* **TEXT UNDER STUDY**
+ + + + +

Seattle is in a unique position to lead the nation in electrifying the transportation sector with goals outlined in the City’s Transportation Electrification Blueprint, including that 30 percent of goods will be delivered by zero-emissions vehicles by 2030.

“Over 60 percent of Seattle’s greenhouse gas emissions comes from transportation, so we must change how we move around in order to meet our commitment to become carbon neutral by 2050,” said Sam Zimbabwe, director, Seattle Department of Transportation. “Rethinking how we deliver goods is a critical part of this, so we are excited to partner with University of Washington’s Urban Freight Lab and the private sector to find innovative solutions to meet our aggressive targets towards a more sustainable future.”

Coaster Cycles:

Leveraging quick-response manufacturing, Coaster Cycles developed an innovative Electric Cargo Trike (ECT) to accommodate the BrightDrop EP1.

“Coaster Cycles exists to be a vital part of the city of tomorrow,” said Ben Morris, founder and CEO of Coaster Cycles. “It’s easy to ignore what exists between the mouse-click and the package on our doorstep and the true cost of convenience. There is real effort behind making this a better experience and, more importantly, a sustainable and responsible one.”

REEF:

REEF is providing the hub’s real estate, as well as operating a neighborhood kitchen onsite. The kitchen will prepare online food orders for delivery, without front-of-house operations, reducing overhead costs for restaurateurs and providing fast and inexpensive delivery options for customers.

“REEF is proud to be part of a project that connects neighborhoods and advances our mission of creating walkable 15-minute cities,” said Bill Sleeth, head of Physical Product at REEF. “The development of last mile logistics centers will reduce congestion, pollution and traffic, while allowing people to focus on the things they love to do, rather than things they need to do.”

+ + + + +

* **INPUT DATA**

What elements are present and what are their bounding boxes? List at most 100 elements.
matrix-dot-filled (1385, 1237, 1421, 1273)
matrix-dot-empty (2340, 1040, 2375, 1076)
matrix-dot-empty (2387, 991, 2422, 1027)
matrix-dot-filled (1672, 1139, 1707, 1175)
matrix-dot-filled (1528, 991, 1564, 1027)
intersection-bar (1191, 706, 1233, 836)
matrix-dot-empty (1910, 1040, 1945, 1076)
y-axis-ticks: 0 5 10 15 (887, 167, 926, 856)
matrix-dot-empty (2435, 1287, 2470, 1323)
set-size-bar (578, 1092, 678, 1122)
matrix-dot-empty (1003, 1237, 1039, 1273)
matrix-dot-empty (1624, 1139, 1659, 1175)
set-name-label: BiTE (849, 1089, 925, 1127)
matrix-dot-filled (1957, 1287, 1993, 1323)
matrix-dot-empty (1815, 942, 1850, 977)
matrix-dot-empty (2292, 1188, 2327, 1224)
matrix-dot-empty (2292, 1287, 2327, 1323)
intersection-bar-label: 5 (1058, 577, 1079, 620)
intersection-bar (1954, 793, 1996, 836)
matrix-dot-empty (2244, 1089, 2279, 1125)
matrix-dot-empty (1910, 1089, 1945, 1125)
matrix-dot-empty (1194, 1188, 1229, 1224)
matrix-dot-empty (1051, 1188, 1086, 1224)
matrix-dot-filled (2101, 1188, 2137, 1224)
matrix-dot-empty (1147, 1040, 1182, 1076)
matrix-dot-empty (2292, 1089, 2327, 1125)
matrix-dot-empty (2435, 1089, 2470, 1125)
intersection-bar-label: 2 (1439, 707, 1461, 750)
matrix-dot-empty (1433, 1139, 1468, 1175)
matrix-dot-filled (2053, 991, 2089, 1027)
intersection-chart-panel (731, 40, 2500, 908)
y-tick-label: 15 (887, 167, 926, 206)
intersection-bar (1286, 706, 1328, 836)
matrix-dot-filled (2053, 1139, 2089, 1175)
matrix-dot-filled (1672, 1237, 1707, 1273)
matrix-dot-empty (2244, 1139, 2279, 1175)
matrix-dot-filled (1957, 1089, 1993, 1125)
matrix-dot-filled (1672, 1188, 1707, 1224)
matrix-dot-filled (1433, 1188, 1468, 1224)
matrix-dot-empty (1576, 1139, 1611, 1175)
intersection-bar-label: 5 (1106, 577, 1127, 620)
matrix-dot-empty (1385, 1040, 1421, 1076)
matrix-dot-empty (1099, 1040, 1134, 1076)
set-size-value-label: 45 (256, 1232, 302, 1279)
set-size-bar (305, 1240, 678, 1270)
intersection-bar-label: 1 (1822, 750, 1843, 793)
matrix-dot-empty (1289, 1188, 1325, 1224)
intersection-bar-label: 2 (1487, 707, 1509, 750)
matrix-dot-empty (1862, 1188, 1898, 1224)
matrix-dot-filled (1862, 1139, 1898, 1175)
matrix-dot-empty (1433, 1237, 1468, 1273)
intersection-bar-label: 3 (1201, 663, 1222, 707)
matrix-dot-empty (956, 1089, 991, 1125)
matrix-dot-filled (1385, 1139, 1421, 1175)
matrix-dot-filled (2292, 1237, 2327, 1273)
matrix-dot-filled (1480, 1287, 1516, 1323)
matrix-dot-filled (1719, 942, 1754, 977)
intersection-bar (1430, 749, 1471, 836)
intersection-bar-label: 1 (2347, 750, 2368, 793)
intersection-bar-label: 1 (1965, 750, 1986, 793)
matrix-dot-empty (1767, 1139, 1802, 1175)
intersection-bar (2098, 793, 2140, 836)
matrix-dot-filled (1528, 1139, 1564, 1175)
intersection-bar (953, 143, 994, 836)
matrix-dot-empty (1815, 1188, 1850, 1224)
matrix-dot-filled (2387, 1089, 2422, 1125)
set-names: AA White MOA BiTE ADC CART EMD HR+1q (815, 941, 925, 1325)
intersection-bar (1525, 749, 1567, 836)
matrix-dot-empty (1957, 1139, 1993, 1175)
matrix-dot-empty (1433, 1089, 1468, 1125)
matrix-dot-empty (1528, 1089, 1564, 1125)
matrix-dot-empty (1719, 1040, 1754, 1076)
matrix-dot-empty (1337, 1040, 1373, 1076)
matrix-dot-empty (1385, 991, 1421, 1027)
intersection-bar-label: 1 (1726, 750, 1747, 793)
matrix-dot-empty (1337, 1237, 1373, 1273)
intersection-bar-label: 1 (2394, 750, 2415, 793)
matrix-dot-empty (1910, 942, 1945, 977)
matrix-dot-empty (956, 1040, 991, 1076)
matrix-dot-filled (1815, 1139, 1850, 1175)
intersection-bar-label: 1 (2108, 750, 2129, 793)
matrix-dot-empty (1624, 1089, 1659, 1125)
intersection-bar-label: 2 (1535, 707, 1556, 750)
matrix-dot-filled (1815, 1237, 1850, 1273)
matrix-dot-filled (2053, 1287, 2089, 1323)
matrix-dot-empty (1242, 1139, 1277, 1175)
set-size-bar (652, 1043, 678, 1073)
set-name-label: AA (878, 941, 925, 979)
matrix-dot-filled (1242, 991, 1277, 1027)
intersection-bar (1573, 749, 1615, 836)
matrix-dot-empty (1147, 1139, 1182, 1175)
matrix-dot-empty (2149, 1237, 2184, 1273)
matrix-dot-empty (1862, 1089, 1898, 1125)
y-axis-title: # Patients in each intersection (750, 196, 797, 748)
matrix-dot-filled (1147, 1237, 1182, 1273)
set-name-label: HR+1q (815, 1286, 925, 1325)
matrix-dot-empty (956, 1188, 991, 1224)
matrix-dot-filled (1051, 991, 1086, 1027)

+ + + + +

* **WHAT TO WORK ON**
Can you copy out the Seattle goods-delivery text in full, word for word? The data are separate material and have nothing to do with the Seattle goods-delivery text.

* **OUTPUT FOR THIS EXERCISE**
Seattle is in a unique position to lead the nation in electrifying the transportation sector with goals outlined in the City’s Transportation Electrification Blueprint, including that 30 percent of goods will be delivered by zero-emissions vehicles by 2030.

“Over 60 percent of Seattle’s greenhouse gas emissions comes from transportation, so we must change how we move around in order to meet our commitment to become carbon neutral by 2050,” said Sam Zimbabwe, director, Seattle Department of Transportation. “Rethinking how we deliver goods is a critical part of this, so we are excited to partner with University of Washington’s Urban Freight Lab and the private sector to find innovative solutions to meet our aggressive targets towards a more sustainable future.”

Coaster Cycles:

Leveraging quick-response manufacturing, Coaster Cycles developed an innovative Electric Cargo Trike (ECT) to accommodate the BrightDrop EP1.

“Coaster Cycles exists to be a vital part of the city of tomorrow,” said Ben Morris, founder and CEO of Coaster Cycles. “It’s easy to ignore what exists between the mouse-click and the package on our doorstep and the true cost of convenience. There is real effort behind making this a better experience and, more importantly, a sustainable and responsible one.”

REEF:

REEF is providing the hub’s real estate, as well as operating a neighborhood kitchen onsite. The kitchen will prepare online food orders for delivery, without front-of-house operations, reducing overhead costs for restaurateurs and providing fast and inexpensive delivery options for customers.

“REEF is proud to be part of a project that connects neighborhoods and advances our mission of creating walkable 15-minute cities,” said Bill Sleeth, head of Physical Product at REEF. “The development of last mile logistics centers will reduce congestion, pollution and traffic, while allowing people to focus on the things they love to do, rather than things they need to do.”